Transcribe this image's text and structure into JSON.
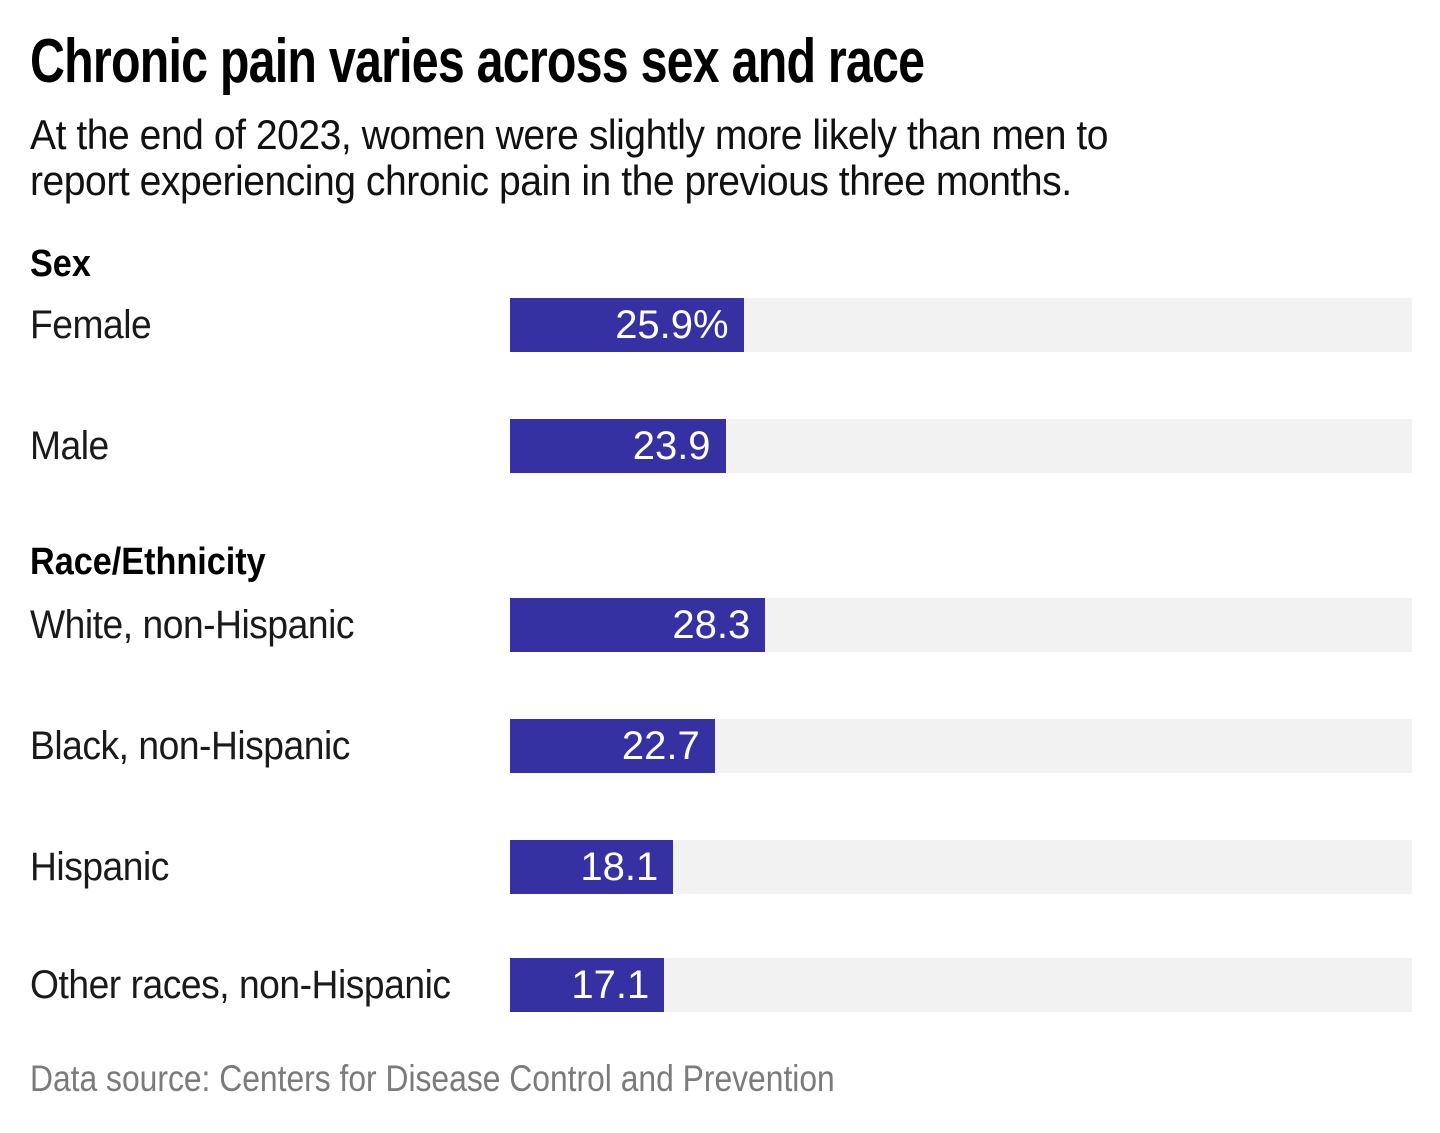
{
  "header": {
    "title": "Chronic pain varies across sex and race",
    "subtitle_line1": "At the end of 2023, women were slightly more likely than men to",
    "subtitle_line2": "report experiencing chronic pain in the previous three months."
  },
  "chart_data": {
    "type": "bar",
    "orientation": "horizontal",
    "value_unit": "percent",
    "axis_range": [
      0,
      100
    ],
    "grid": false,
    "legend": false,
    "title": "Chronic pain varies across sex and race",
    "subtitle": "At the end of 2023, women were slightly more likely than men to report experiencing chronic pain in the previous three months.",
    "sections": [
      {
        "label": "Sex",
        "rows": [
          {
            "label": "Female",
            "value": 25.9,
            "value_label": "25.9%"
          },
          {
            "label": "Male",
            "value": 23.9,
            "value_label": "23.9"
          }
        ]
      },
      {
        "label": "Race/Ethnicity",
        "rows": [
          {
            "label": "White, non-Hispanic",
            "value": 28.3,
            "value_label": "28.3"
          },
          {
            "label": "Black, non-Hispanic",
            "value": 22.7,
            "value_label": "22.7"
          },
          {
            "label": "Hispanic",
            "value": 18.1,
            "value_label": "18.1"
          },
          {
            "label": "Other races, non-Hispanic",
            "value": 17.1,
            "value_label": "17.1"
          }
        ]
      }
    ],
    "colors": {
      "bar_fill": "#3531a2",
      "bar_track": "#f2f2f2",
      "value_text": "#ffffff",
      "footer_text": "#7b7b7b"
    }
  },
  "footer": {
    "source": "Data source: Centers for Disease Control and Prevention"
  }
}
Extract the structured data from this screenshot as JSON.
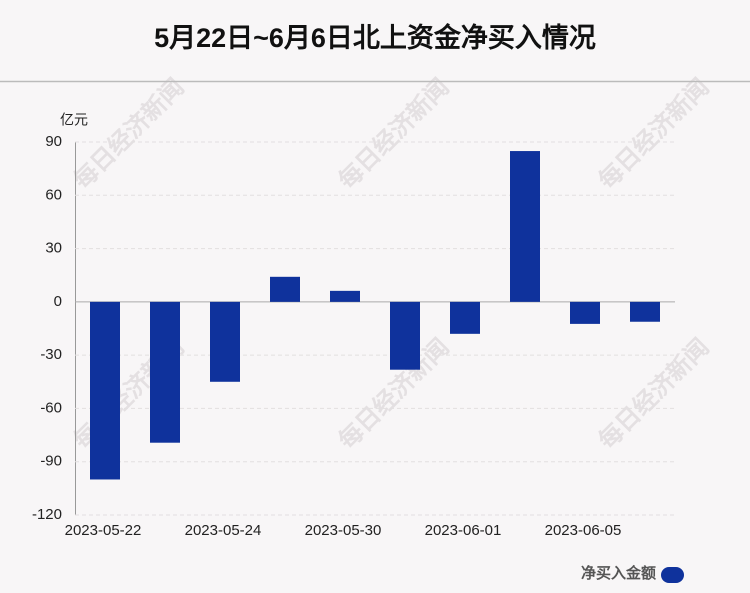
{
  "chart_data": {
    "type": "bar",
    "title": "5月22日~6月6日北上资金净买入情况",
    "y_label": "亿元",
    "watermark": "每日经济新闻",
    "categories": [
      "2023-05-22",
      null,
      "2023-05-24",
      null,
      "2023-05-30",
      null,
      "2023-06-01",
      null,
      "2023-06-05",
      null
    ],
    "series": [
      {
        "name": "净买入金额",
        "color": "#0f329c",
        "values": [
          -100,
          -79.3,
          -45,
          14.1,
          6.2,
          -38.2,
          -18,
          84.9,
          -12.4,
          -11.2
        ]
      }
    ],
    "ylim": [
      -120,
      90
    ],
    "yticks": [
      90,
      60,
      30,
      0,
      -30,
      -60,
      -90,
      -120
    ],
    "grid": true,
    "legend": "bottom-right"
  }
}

Task objective: Indicate how many lines of the material contain the string "slightly", giving the number and nothing more.

Reply to the exercise: 2